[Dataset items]
_ _ _ _ _ _ _

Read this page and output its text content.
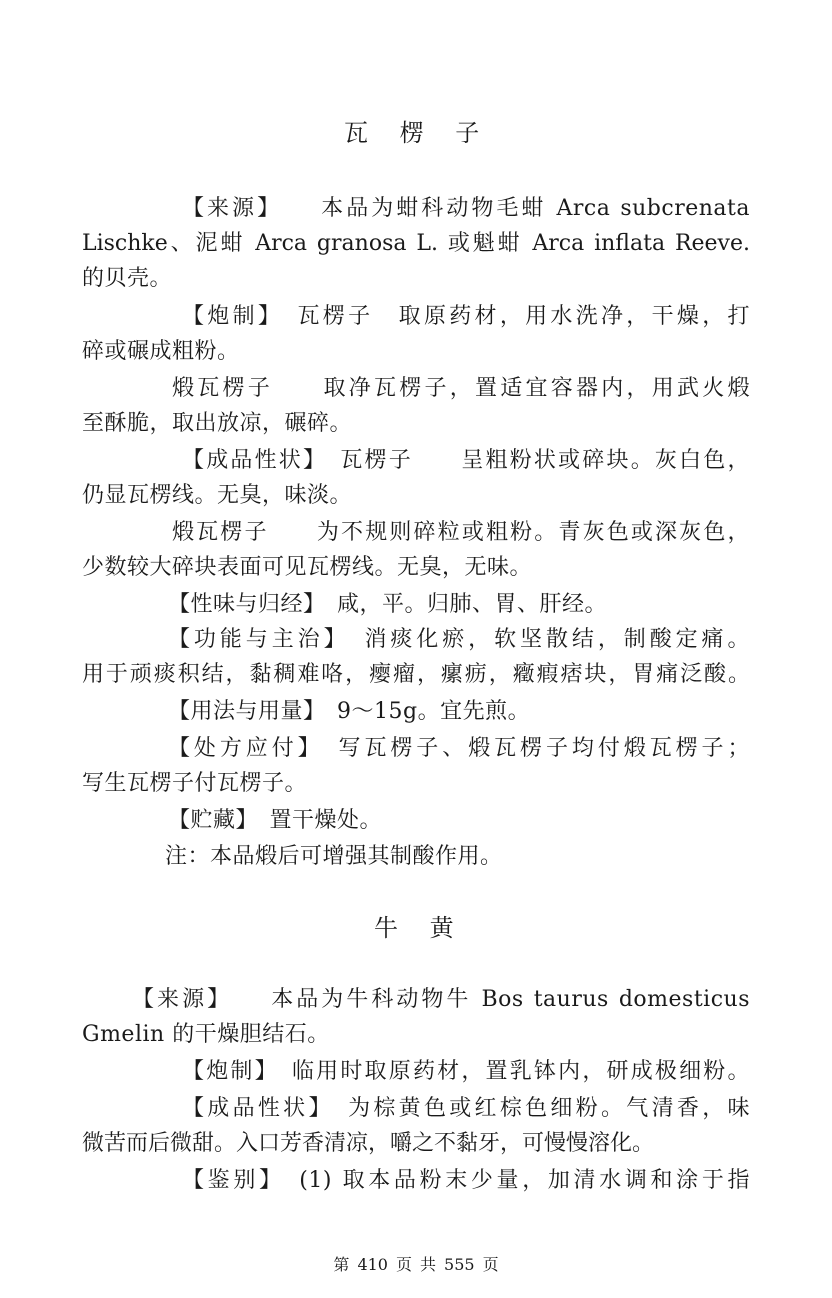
瓦 楞 子
【来源】　　本品为蚶科动物毛蚶 Arca subcrenata
Lischke、泥蚶 Arca granosa L. 或魁蚶 Arca inflata Reeve.
的贝壳。
【炮制】　瓦楞子　取原药材，用水洗净，干燥，打
碎或碾成粗粉。
煅瓦楞子　　取净瓦楞子，置适宜容器内，用武火煅
至酥脆，取出放凉，碾碎。
【成品性状】　瓦楞子　　呈粗粉状或碎块。灰白色，
仍显瓦楞线。无臭，味淡。
煅瓦楞子　　为不规则碎粒或粗粉。青灰色或深灰色，
少数较大碎块表面可见瓦楞线。无臭，无味。
【性味与归经】　咸，平。归肺、胃、肝经。
【功能与主治】　消痰化瘀，软坚散结，制酸定痛。
用于顽痰积结，黏稠难咯，瘿瘤，瘰疬，癥瘕痞块，胃痛泛酸。
【用法与用量】　9～15g。宜先煎。
【处方应付】　写瓦楞子、煅瓦楞子均付煅瓦楞子；
写生瓦楞子付瓦楞子。
【贮藏】　置干燥处。
注：本品煅后可增强其制酸作用。
牛 黄
【来源】　　本品为牛科动物牛 Bos taurus domesticus
Gmelin 的干燥胆结石。
【炮制】　临用时取原药材，置乳钵内，研成极细粉。
【成品性状】　为棕黄色或红棕色细粉。气清香，味
微苦而后微甜。入口芳香清凉，嚼之不黏牙，可慢慢溶化。
【鉴别】　(1) 取本品粉末少量，加清水调和涂于指
第 410 页 共 555 页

_ _ _ _ _ _ _

Task:
Set every line down exactly as written, leaving each picture out.

Correct output:
Read this page and output its text content.
瓦 楞 子
【来源】　　本品为蚶科动物毛蚶 Arca subcrenata
Lischke、泥蚶 Arca granosa L. 或魁蚶 Arca inflata Reeve.
的贝壳。
【炮制】　瓦楞子　取原药材，用水洗净，干燥，打
碎或碾成粗粉。
煅瓦楞子　　取净瓦楞子，置适宜容器内，用武火煅
至酥脆，取出放凉，碾碎。
【成品性状】　瓦楞子　　呈粗粉状或碎块。灰白色，
仍显瓦楞线。无臭，味淡。
煅瓦楞子　　为不规则碎粒或粗粉。青灰色或深灰色，
少数较大碎块表面可见瓦楞线。无臭，无味。
【性味与归经】　咸，平。归肺、胃、肝经。
【功能与主治】　消痰化瘀，软坚散结，制酸定痛。
用于顽痰积结，黏稠难咯，瘿瘤，瘰疬，癥瘕痞块，胃痛泛酸。
【用法与用量】　9～15g。宜先煎。
【处方应付】　写瓦楞子、煅瓦楞子均付煅瓦楞子；
写生瓦楞子付瓦楞子。
【贮藏】　置干燥处。
注：本品煅后可增强其制酸作用。
牛 黄
【来源】　　本品为牛科动物牛 Bos taurus domesticus
Gmelin 的干燥胆结石。
【炮制】　临用时取原药材，置乳钵内，研成极细粉。
【成品性状】　为棕黄色或红棕色细粉。气清香，味
微苦而后微甜。入口芳香清凉，嚼之不黏牙，可慢慢溶化。
【鉴别】　(1) 取本品粉末少量，加清水调和涂于指
第 410 页 共 555 页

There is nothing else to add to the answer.